▸ Directions
Your task is to restate the data word for word.

▸ Material provided
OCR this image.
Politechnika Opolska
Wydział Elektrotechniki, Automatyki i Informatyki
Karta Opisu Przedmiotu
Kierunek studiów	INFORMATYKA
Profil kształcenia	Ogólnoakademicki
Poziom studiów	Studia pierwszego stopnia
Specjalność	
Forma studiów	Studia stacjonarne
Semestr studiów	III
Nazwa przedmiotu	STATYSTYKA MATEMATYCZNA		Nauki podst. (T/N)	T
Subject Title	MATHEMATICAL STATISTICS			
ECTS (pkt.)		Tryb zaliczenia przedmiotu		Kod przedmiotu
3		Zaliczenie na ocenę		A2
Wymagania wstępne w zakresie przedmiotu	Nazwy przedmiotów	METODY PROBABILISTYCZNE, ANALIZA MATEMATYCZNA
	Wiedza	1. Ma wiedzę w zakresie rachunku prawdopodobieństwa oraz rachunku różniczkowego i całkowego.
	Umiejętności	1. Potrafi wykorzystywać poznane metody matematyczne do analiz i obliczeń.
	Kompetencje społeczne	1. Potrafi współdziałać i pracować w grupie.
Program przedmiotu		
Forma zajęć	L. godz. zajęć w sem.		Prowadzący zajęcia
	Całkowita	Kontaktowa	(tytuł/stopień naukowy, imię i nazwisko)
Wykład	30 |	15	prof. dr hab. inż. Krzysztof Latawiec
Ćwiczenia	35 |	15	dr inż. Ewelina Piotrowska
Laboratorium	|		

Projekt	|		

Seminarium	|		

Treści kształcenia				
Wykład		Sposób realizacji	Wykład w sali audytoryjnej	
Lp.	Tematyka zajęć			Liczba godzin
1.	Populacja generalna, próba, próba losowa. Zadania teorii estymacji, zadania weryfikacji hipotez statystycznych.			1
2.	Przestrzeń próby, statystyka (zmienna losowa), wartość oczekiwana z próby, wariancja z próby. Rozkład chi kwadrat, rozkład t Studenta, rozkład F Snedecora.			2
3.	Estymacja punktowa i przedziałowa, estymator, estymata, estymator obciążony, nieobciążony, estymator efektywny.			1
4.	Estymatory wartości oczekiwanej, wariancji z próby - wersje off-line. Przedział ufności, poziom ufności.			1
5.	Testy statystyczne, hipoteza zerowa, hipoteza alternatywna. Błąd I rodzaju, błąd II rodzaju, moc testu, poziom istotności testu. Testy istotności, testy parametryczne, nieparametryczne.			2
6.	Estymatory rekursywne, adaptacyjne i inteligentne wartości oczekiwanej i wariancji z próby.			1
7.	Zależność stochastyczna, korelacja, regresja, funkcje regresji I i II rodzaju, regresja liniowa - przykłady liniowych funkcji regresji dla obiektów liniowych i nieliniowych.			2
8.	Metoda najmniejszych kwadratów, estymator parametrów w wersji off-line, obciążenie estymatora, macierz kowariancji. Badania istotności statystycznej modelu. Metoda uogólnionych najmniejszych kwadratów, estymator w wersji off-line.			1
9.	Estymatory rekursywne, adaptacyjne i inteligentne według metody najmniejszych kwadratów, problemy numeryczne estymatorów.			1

▸ Task output
OCR this image.
Politechnika Opolska
Wydział Elektrotechniki, Automatyki i Informatyki
Karta Opisu Przedmiotu
Kierunek studiów	INFORMATYKA
Profil kształcenia	Ogólnoakademicki
Poziom studiów	Studia pierwszego stopnia
Specjalność	
Forma studiów	Studia stacjonarne
Semestr studiów	III
Nazwa przedmiotu	STATYSTYKA MATEMATYCZNA		Nauki podst. (T/N)	T
Subject Title	MATHEMATICAL STATISTICS			
ECTS (pkt.)		Tryb zaliczenia przedmiotu		Kod przedmiotu
3		Zaliczenie na ocenę		A2
Wymagania wstępne w zakresie przedmiotu	Nazwy przedmiotów	METODY PROBABILISTYCZNE, ANALIZA MATEMATYCZNA
	Wiedza	1. Ma wiedzę w zakresie rachunku prawdopodobieństwa oraz rachunku różniczkowego i całkowego.
	Umiejętności	1. Potrafi wykorzystywać poznane metody matematyczne do analiz i obliczeń.
	Kompetencje społeczne	1. Potrafi współdziałać i pracować w grupie.
Program przedmiotu		
Forma zajęć	L. godz. zajęć w sem.		Prowadzący zajęcia
	Całkowita	Kontaktowa	(tytuł/stopień naukowy, imię i nazwisko)
Wykład	30 |	15	prof. dr hab. inż. Krzysztof Latawiec
Ćwiczenia	35 |	15	dr inż. Ewelina Piotrowska
Laboratorium	|		

Projekt	|		

Seminarium	|		

Treści kształcenia				
Wykład		Sposób realizacji	Wykład w sali audytoryjnej	
Lp.	Tematyka zajęć			Liczba godzin
1.	Populacja generalna, próba, próba losowa. Zadania teorii estymacji, zadania weryfikacji hipotez statystycznych.			1
2.	Przestrzeń próby, statystyka (zmienna losowa), wartość oczekiwana z próby, wariancja z próby. Rozkład chi kwadrat, rozkład t Studenta, rozkład F Snedecora.			2
3.	Estymacja punktowa i przedziałowa, estymator, estymata, estymator obciążony, nieobciążony, estymator efektywny.			1
4.	Estymatory wartości oczekiwanej, wariancji z próby - wersje off-line. Przedział ufności, poziom ufności.			1
5.	Testy statystyczne, hipoteza zerowa, hipoteza alternatywna. Błąd I rodzaju, błąd II rodzaju, moc testu, poziom istotności testu. Testy istotności, testy parametryczne, nieparametryczne.			2
6.	Estymatory rekursywne, adaptacyjne i inteligentne wartości oczekiwanej i wariancji z próby.			1
7.	Zależność stochastyczna, korelacja, regresja, funkcje regresji I i II rodzaju, regresja liniowa - przykłady liniowych funkcji regresji dla obiektów liniowych i nieliniowych.			2
8.	Metoda najmniejszych kwadratów, estymator parametrów w wersji off-line, obciążenie estymatora, macierz kowariancji. Badania istotności statystycznej modelu. Metoda uogólnionych najmniejszych kwadratów, estymator w wersji off-line.			1
9.	Estymatory rekursywne, adaptacyjne i inteligentne według metody najmniejszych kwadratów, problemy numeryczne estymatorów.			1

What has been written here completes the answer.